**TASK STATEMENT**
Retype each record shown below, leaving every character as it is.

**INFORMATION GIVEN**
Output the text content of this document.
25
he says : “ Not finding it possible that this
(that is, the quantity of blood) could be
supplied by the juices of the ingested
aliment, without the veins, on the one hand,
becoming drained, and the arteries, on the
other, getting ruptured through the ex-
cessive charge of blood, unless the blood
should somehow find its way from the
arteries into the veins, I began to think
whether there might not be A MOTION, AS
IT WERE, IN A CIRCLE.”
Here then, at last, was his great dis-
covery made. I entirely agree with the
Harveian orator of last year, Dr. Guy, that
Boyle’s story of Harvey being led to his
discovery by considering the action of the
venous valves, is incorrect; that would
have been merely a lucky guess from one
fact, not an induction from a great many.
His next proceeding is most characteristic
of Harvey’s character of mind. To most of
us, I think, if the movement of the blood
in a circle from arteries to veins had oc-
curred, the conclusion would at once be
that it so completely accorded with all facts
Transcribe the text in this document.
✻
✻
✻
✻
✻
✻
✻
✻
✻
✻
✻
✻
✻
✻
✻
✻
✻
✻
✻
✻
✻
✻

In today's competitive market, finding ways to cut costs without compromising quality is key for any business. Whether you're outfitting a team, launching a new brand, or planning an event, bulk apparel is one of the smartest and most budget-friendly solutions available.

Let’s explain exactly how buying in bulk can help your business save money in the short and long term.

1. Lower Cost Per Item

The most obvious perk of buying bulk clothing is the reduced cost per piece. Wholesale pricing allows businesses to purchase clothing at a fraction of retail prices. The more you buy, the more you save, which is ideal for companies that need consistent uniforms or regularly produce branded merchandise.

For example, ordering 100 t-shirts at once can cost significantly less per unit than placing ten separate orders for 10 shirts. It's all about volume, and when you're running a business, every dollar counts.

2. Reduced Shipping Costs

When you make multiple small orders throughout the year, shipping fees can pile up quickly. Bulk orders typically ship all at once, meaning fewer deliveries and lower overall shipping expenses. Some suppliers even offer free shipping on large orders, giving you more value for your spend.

**ANSWER BELOW**
Output the text content of this document.
25
he says : “ Not finding it possible that this
(that is, the quantity of blood) could be
supplied by the juices of the ingested
aliment, without the veins, on the one hand,
becoming drained, and the arteries, on the
other, getting ruptured through the ex-
cessive charge of blood, unless the blood
should somehow find its way from the
arteries into the veins, I began to think
whether there might not be A MOTION, AS
IT WERE, IN A CIRCLE.”
Here then, at last, was his great dis-
covery made. I entirely agree with the
Harveian orator of last year, Dr. Guy, that
Boyle’s story of Harvey being led to his
discovery by considering the action of the
venous valves, is incorrect; that would
have been merely a lucky guess from one
fact, not an induction from a great many.
His next proceeding is most characteristic
of Harvey’s character of mind. To most of
us, I think, if the movement of the blood
in a circle from arteries to veins had oc-
curred, the conclusion would at once be
that it so completely accorded with all facts
Transcribe the text in this document.
✻
✻
✻
✻
✻
✻
✻
✻
✻
✻
✻
✻
✻
✻
✻
✻
✻
✻
✻
✻
✻
✻

In today's competitive market, finding ways to cut costs without compromising quality is key for any business. Whether you're outfitting a team, launching a new brand, or planning an event, bulk apparel is one of the smartest and most budget-friendly solutions available.

Let’s explain exactly how buying in bulk can help your business save money in the short and long term.

1. Lower Cost Per Item

The most obvious perk of buying bulk clothing is the reduced cost per piece. Wholesale pricing allows businesses to purchase clothing at a fraction of retail prices. The more you buy, the more you save, which is ideal for companies that need consistent uniforms or regularly produce branded merchandise.

For example, ordering 100 t-shirts at once can cost significantly less per unit than placing ten separate orders for 10 shirts. It's all about volume, and when you're running a business, every dollar counts.

2. Reduced Shipping Costs

When you make multiple small orders throughout the year, shipping fees can pile up quickly. Bulk orders typically ship all at once, meaning fewer deliveries and lower overall shipping expenses. Some suppliers even offer free shipping on large orders, giving you more value for your spend.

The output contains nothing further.